— start of DATA SUPPLIED —

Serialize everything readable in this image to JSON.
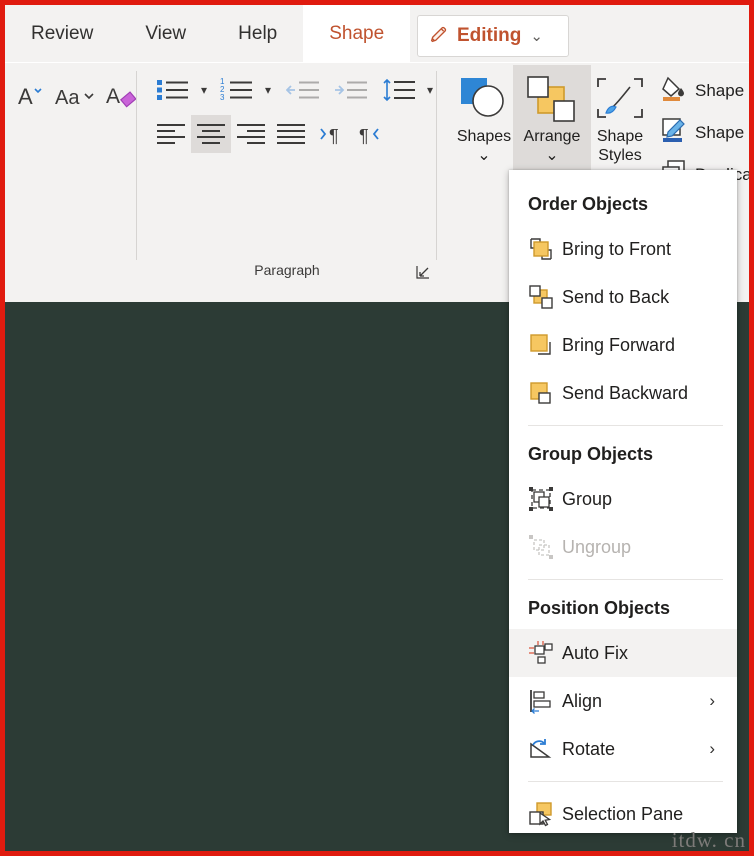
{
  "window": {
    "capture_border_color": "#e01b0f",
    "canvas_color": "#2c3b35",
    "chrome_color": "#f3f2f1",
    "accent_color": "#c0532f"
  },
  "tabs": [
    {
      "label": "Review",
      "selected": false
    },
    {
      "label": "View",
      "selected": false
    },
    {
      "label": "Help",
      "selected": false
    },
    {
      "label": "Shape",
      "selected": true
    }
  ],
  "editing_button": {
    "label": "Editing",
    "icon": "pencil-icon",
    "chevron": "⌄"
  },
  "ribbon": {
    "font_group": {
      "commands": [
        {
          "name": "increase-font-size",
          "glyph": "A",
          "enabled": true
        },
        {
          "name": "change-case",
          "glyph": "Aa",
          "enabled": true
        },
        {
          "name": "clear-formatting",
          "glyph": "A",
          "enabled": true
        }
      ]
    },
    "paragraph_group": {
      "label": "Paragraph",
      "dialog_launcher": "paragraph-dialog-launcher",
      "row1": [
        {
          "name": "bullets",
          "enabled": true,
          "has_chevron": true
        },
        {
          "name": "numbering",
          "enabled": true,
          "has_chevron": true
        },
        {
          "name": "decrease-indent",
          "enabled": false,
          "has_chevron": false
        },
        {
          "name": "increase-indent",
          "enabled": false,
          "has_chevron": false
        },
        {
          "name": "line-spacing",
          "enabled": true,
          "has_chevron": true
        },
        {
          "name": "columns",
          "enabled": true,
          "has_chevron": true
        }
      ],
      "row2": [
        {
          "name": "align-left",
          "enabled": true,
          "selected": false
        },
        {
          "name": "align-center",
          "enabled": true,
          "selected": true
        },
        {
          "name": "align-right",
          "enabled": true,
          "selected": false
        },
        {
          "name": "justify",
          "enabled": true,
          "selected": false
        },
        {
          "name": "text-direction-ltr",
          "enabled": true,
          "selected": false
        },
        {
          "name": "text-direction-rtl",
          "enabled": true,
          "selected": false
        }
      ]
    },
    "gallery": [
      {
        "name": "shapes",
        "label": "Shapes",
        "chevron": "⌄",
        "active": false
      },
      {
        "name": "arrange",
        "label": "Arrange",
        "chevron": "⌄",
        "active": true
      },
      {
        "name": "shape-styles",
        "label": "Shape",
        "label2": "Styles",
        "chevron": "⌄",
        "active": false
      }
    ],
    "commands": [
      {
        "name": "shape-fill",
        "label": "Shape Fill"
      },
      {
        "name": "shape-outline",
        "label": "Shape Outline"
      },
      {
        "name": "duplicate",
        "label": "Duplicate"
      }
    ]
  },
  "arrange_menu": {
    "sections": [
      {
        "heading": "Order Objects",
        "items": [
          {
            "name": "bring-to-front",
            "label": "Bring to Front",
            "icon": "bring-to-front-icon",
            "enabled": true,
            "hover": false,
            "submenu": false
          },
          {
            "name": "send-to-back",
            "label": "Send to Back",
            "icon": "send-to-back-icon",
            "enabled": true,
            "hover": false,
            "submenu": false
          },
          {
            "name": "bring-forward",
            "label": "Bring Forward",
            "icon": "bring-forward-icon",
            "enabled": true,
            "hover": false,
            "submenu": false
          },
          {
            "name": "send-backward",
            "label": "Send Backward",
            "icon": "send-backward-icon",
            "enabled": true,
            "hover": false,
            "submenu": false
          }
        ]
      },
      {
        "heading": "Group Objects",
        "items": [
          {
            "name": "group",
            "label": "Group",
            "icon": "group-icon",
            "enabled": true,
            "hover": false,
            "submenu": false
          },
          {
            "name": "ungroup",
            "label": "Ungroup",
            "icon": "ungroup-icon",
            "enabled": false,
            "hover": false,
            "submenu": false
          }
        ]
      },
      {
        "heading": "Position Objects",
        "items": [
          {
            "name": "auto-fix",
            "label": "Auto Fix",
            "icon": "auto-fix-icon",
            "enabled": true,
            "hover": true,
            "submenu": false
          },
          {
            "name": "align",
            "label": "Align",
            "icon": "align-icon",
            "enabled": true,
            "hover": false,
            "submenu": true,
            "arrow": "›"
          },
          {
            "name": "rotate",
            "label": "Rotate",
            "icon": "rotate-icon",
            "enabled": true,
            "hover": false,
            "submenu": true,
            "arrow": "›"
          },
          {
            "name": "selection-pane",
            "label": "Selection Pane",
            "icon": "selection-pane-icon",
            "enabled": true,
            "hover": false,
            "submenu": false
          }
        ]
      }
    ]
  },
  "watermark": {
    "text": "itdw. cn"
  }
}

— end of DATA SUPPLIED —
— start of DATA SUPPLIED —

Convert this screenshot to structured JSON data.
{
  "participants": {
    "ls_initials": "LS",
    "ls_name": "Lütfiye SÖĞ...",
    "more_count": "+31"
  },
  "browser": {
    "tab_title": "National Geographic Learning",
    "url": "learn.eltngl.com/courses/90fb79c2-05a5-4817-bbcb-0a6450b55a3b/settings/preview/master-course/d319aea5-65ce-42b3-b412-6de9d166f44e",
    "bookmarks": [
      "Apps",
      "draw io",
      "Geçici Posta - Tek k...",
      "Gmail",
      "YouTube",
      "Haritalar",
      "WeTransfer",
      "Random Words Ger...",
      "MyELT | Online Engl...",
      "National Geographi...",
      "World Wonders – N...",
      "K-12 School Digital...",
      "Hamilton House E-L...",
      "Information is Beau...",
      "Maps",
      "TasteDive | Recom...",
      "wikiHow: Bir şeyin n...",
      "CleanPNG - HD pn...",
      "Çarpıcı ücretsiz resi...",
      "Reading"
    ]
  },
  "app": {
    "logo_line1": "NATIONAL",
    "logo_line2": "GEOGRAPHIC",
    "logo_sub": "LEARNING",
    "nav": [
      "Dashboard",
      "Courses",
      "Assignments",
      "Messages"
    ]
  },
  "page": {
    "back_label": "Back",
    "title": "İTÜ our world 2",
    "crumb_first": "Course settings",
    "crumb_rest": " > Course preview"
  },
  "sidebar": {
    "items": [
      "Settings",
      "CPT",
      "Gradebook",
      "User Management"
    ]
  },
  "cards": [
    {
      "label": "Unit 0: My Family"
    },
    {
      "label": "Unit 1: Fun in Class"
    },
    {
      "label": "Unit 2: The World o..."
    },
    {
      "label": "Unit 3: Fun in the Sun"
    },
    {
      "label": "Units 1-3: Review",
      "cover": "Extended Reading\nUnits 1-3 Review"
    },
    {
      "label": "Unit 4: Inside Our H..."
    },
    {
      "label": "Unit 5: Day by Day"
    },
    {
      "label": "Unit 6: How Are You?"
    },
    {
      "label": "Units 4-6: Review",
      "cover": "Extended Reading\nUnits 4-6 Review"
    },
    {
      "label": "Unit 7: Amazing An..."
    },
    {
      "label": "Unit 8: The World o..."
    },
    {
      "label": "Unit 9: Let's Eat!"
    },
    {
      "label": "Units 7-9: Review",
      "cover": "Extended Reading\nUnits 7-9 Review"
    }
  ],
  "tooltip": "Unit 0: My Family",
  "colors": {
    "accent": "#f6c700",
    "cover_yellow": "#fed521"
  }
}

— end of DATA SUPPLIED —
— start of DATA SUPPLIED —

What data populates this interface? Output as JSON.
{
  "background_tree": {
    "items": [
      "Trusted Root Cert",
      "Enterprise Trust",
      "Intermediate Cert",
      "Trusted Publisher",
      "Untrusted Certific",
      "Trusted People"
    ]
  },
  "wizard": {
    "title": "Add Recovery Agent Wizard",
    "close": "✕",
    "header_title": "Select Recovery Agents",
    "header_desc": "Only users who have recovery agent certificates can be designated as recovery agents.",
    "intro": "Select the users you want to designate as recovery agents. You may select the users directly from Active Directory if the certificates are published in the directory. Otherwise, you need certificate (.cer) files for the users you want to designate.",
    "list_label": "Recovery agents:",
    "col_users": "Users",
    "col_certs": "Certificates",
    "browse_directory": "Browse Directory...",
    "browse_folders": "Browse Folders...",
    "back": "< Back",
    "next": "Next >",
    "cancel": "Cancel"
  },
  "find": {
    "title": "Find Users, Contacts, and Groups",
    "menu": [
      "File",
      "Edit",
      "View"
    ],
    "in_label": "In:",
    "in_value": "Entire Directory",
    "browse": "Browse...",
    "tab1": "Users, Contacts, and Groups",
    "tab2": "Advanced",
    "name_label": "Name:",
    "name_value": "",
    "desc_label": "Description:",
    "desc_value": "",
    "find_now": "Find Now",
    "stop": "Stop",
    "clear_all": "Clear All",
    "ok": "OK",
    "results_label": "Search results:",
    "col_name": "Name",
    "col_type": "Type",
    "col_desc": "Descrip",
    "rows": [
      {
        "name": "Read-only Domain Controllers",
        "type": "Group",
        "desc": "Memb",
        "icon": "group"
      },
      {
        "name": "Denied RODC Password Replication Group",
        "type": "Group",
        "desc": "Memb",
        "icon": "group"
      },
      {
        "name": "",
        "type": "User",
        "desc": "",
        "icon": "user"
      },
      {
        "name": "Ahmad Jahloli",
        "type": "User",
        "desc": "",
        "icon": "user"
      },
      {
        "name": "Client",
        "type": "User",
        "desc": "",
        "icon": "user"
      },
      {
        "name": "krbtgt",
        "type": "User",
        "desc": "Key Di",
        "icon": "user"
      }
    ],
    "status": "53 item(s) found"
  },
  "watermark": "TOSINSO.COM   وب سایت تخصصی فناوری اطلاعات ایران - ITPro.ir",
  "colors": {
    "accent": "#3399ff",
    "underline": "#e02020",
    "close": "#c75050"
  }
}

— end of DATA SUPPLIED —

Find all lines holding the string "Directory" and copy them.

= EXERCISE SOLUTION =
    "intro": "Select the users you want to designate as recovery agents. You may select the users directly from Active Directory if the certificates are published in the directory. Otherwise, you need certificate (.cer) files for the users you want to designate.",
    "browse_directory": "Browse Directory...",
    "in_value": "Entire Directory",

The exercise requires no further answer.